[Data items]
(begin)

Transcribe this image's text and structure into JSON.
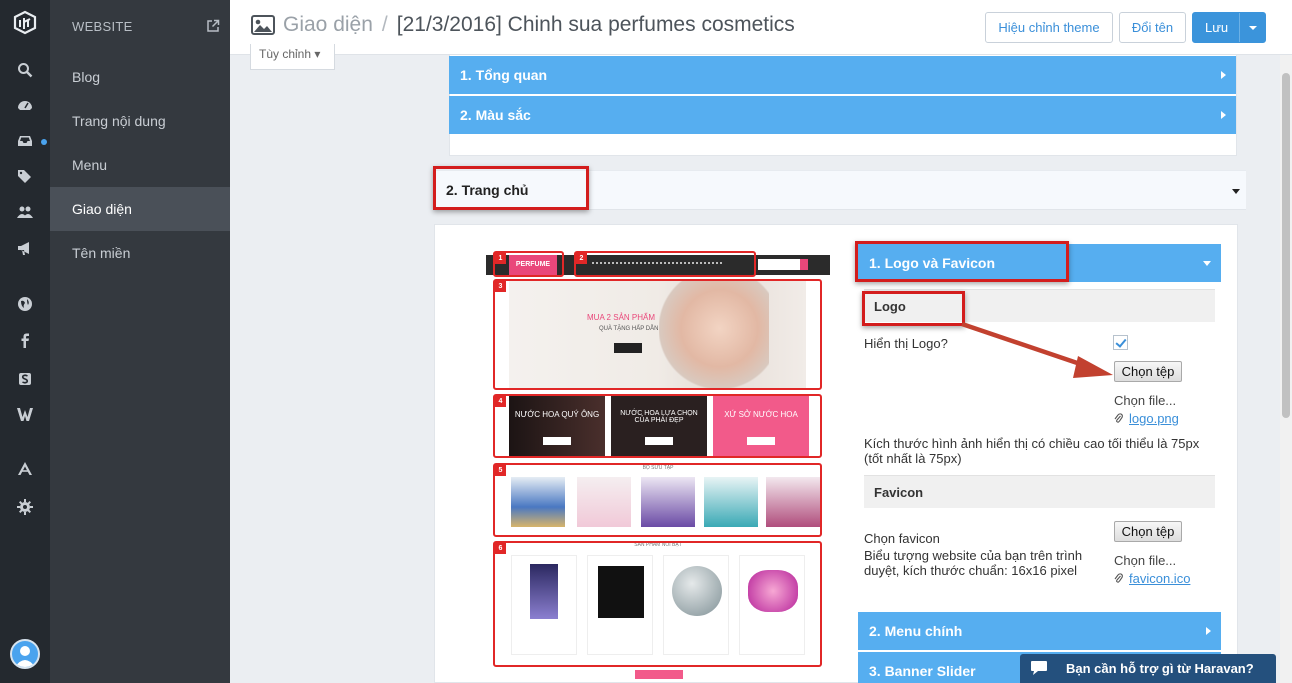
{
  "sidebar": {
    "header": "WEBSITE",
    "items": [
      {
        "label": "Blog"
      },
      {
        "label": "Trang nội dung"
      },
      {
        "label": "Menu"
      },
      {
        "label": "Giao diện"
      },
      {
        "label": "Tên miền"
      }
    ]
  },
  "header": {
    "section": "Giao diện",
    "separator": "/",
    "title": "[21/3/2016] Chinh sua perfumes cosmetics",
    "edit_theme": "Hiệu chỉnh theme",
    "rename": "Đổi tên",
    "save": "Lưu"
  },
  "tuy_chinh": "Tùy chỉnh ▾",
  "top_panels": [
    "1. Tổng quan",
    "2. Màu sắc"
  ],
  "section_home": "2. Trang chủ",
  "preview": {
    "logo_text": "PERFUME",
    "hero_title": "MUA 2 SẢN PHẨM",
    "hero_sub": "QUÀ TẶNG HẤP DẪN",
    "banner1": "NƯỚC HOA QUÝ ÔNG",
    "banner2": "NƯỚC HOA LỰA CHỌN CỦA PHÁI ĐẸP",
    "banner3": "XỨ SỞ NƯỚC HOA",
    "collection_title": "BỘ SƯU TẬP",
    "featured_title": "SẢN PHẨM NỔI BẬT",
    "section_numbers": [
      "1",
      "2",
      "3",
      "4",
      "5",
      "6"
    ]
  },
  "settings": {
    "panel1": "1. Logo và Favicon",
    "logo_header": "Logo",
    "show_logo": "Hiển thị Logo?",
    "show_logo_checked": true,
    "choose_file_btn": "Chọn tệp",
    "choose_file_text": "Chọn file...",
    "logo_file": "logo.png",
    "logo_hint": "Kích thước hình ảnh hiển thị có chiều cao tối thiểu là 75px (tốt nhất là 75px)",
    "favicon_header": "Favicon",
    "favicon_label": "Chọn favicon",
    "favicon_hint": "Biểu tượng website của bạn trên trình duyệt, kích thước chuẩn: 16x16 pixel",
    "favicon_file": "favicon.ico",
    "panel2": "2. Menu chính",
    "panel3": "3. Banner Slider"
  },
  "chat": "Bạn cần hỗ trợ gì từ Haravan?",
  "colors": {
    "accent_blue": "#56aef0",
    "highlight_red": "#d31d1d",
    "rail_bg": "#24292f",
    "sidebar_bg": "#34393f"
  }
}
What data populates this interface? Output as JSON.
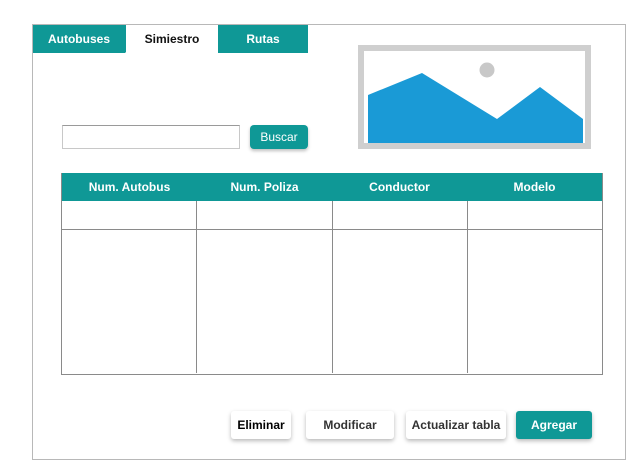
{
  "tabs": [
    {
      "label": "Autobuses"
    },
    {
      "label": "Simiestro"
    },
    {
      "label": "Rutas"
    }
  ],
  "search": {
    "placeholder": "",
    "value": "",
    "button_label": "Buscar"
  },
  "table": {
    "headers": [
      "Num. Autobus",
      "Num. Poliza",
      "Conductor",
      "Modelo"
    ],
    "rows": []
  },
  "actions": {
    "eliminar": "Eliminar",
    "modificar": "Modificar",
    "actualizar": "Actualizar tabla",
    "agregar": "Agregar"
  },
  "colors": {
    "accent": "#0f9896",
    "image_fill": "#1a9ad6",
    "image_border": "#cfcfcf"
  },
  "icons": {
    "image_placeholder": "image-placeholder-icon"
  }
}
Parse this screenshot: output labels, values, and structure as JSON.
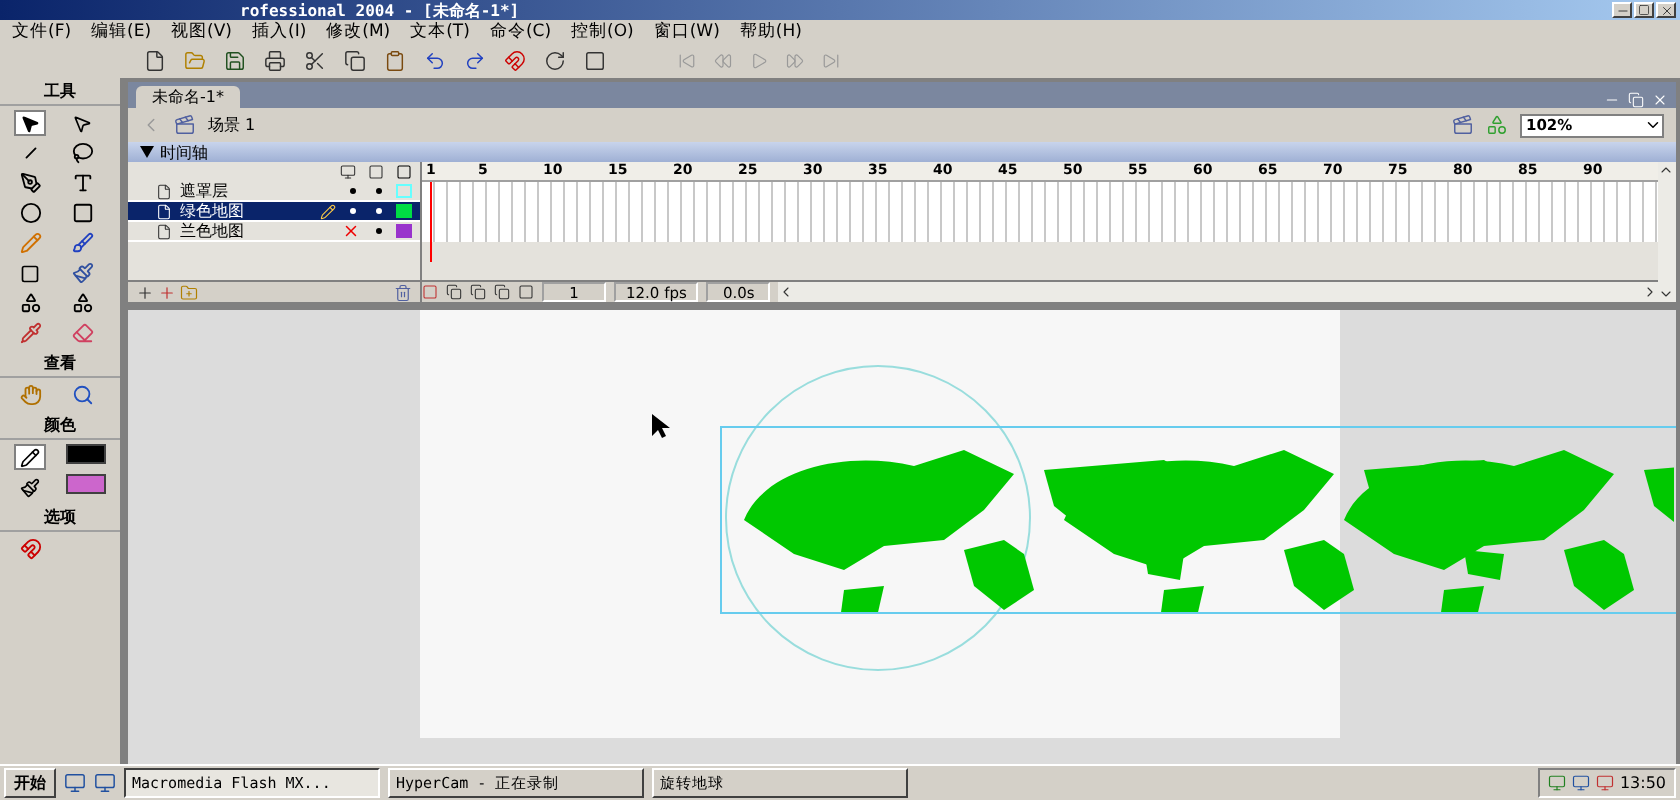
{
  "window": {
    "title": "rofessional 2004 - [未命名-1*]"
  },
  "menu": [
    "文件(F)",
    "编辑(E)",
    "视图(V)",
    "插入(I)",
    "修改(M)",
    "文本(T)",
    "命令(C)",
    "控制(O)",
    "窗口(W)",
    "帮助(H)"
  ],
  "tools_panel": {
    "sections": [
      "工具",
      "查看",
      "颜色",
      "选项"
    ]
  },
  "document": {
    "tab": "未命名-1*",
    "scene": "场景 1",
    "zoom": "102%"
  },
  "timeline": {
    "title": "时间轴",
    "expanded": true,
    "ruler": [
      "1",
      "5",
      "10",
      "15",
      "20",
      "25",
      "30",
      "35",
      "40",
      "45",
      "50",
      "55",
      "60",
      "65",
      "70",
      "75",
      "80",
      "85",
      "90"
    ],
    "layers": [
      {
        "name": "遮罩层",
        "selected": false,
        "hidden": false,
        "color": "#66ffff"
      },
      {
        "name": "绿色地图",
        "selected": true,
        "hidden": false,
        "color": "#00dd44"
      },
      {
        "name": "兰色地图",
        "selected": false,
        "hidden": true,
        "color": "#9933cc"
      }
    ],
    "current_frame": "1",
    "frame_rate": "12.0 fps",
    "elapsed": "0.0s"
  },
  "taskbar": {
    "start": "开始",
    "tasks": [
      {
        "label": "Macromedia Flash MX...",
        "selected": true
      },
      {
        "label": "HyperCam - 正在录制",
        "selected": false
      },
      {
        "label": "旋转地球",
        "selected": false
      }
    ],
    "clock": "13:50"
  }
}
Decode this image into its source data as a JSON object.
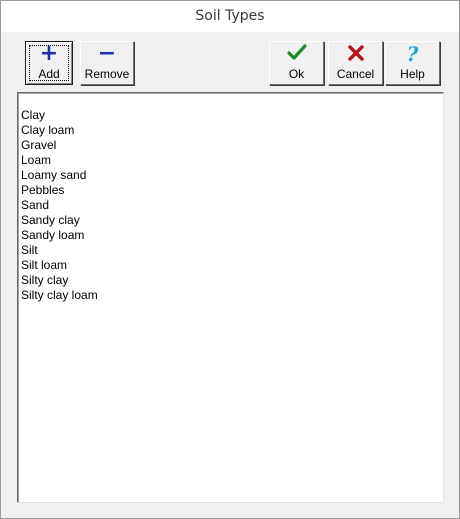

(end)

- _GOAL_
Quote everything in the listing above exactly; pictures are the only thing to omit.

- _RESPONSE_
Transcribe this image's text and structure into JSON.
{
  "sidebar": {
    "header": "WEBSITE",
    "items": [
      {
        "label": "Blog"
      },
      {
        "label": "Trang nội dung"
      },
      {
        "label": "Menu"
      },
      {
        "label": "Giao diện"
      },
      {
        "label": "Tên miền"
      }
    ]
  },
  "header": {
    "section": "Giao diện",
    "separator": "/",
    "title": "[21/3/2016] Chinh sua perfumes cosmetics",
    "edit_theme": "Hiệu chỉnh theme",
    "rename": "Đổi tên",
    "save": "Lưu"
  },
  "tuy_chinh": "Tùy chỉnh ▾",
  "top_panels": [
    "1. Tổng quan",
    "2. Màu sắc"
  ],
  "section_home": "2. Trang chủ",
  "preview": {
    "logo_text": "PERFUME",
    "hero_title": "MUA 2 SẢN PHẨM",
    "hero_sub": "QUÀ TẶNG HẤP DẪN",
    "banner1": "NƯỚC HOA QUÝ ÔNG",
    "banner2": "NƯỚC HOA LỰA CHỌN CỦA PHÁI ĐẸP",
    "banner3": "XỨ SỞ NƯỚC HOA",
    "collection_title": "BỘ SƯU TẬP",
    "featured_title": "SẢN PHẨM NỔI BẬT",
    "section_numbers": [
      "1",
      "2",
      "3",
      "4",
      "5",
      "6"
    ]
  },
  "settings": {
    "panel1": "1. Logo và Favicon",
    "logo_header": "Logo",
    "show_logo": "Hiển thị Logo?",
    "show_logo_checked": true,
    "choose_file_btn": "Chọn tệp",
    "choose_file_text": "Chọn file...",
    "logo_file": "logo.png",
    "logo_hint": "Kích thước hình ảnh hiển thị có chiều cao tối thiểu là 75px (tốt nhất là 75px)",
    "favicon_header": "Favicon",
    "favicon_label": "Chọn favicon",
    "favicon_hint": "Biểu tượng website của bạn trên trình duyệt, kích thước chuẩn: 16x16 pixel",
    "favicon_file": "favicon.ico",
    "panel2": "2. Menu chính",
    "panel3": "3. Banner Slider"
  },
  "chat": "Bạn cần hỗ trợ gì từ Haravan?",
  "colors": {
    "accent_blue": "#56aef0",
    "highlight_red": "#d31d1d",
    "rail_bg": "#24292f",
    "sidebar_bg": "#34393f"
  }
}
What data populates this interface? Output as JSON.
{
  "tabs": [
    {
      "label": "Autobuses"
    },
    {
      "label": "Simiestro"
    },
    {
      "label": "Rutas"
    }
  ],
  "search": {
    "placeholder": "",
    "value": "",
    "button_label": "Buscar"
  },
  "table": {
    "headers": [
      "Num. Autobus",
      "Num. Poliza",
      "Conductor",
      "Modelo"
    ],
    "rows": []
  },
  "actions": {
    "eliminar": "Eliminar",
    "modificar": "Modificar",
    "actualizar": "Actualizar tabla",
    "agregar": "Agregar"
  },
  "colors": {
    "accent": "#0f9896",
    "image_fill": "#1a9ad6",
    "image_border": "#cfcfcf"
  },
  "icons": {
    "image_placeholder": "image-placeholder-icon"
  }
}
Parse this screenshot: output labels, values, and structure as JSON.
{
  "window": {
    "title": "rofessional 2004 - [未命名-1*]"
  },
  "menu": [
    "文件(F)",
    "编辑(E)",
    "视图(V)",
    "插入(I)",
    "修改(M)",
    "文本(T)",
    "命令(C)",
    "控制(O)",
    "窗口(W)",
    "帮助(H)"
  ],
  "tools_panel": {
    "sections": [
      "工具",
      "查看",
      "颜色",
      "选项"
    ]
  },
  "document": {
    "tab": "未命名-1*",
    "scene": "场景 1",
    "zoom": "102%"
  },
  "timeline": {
    "title": "时间轴",
    "expanded": true,
    "ruler": [
      "1",
      "5",
      "10",
      "15",
      "20",
      "25",
      "30",
      "35",
      "40",
      "45",
      "50",
      "55",
      "60",
      "65",
      "70",
      "75",
      "80",
      "85",
      "90"
    ],
    "layers": [
      {
        "name": "遮罩层",
        "selected": false,
        "hidden": false,
        "color": "#66ffff"
      },
      {
        "name": "绿色地图",
        "selected": true,
        "hidden": false,
        "color": "#00dd44"
      },
      {
        "name": "兰色地图",
        "selected": false,
        "hidden": true,
        "color": "#9933cc"
      }
    ],
    "current_frame": "1",
    "frame_rate": "12.0 fps",
    "elapsed": "0.0s"
  },
  "taskbar": {
    "start": "开始",
    "tasks": [
      {
        "label": "Macromedia Flash MX...",
        "selected": true
      },
      {
        "label": "HyperCam - 正在录制",
        "selected": false
      },
      {
        "label": "旋转地球",
        "selected": false
      }
    ],
    "clock": "13:50"
  }
}
Decode this image into its source data as a JSON object.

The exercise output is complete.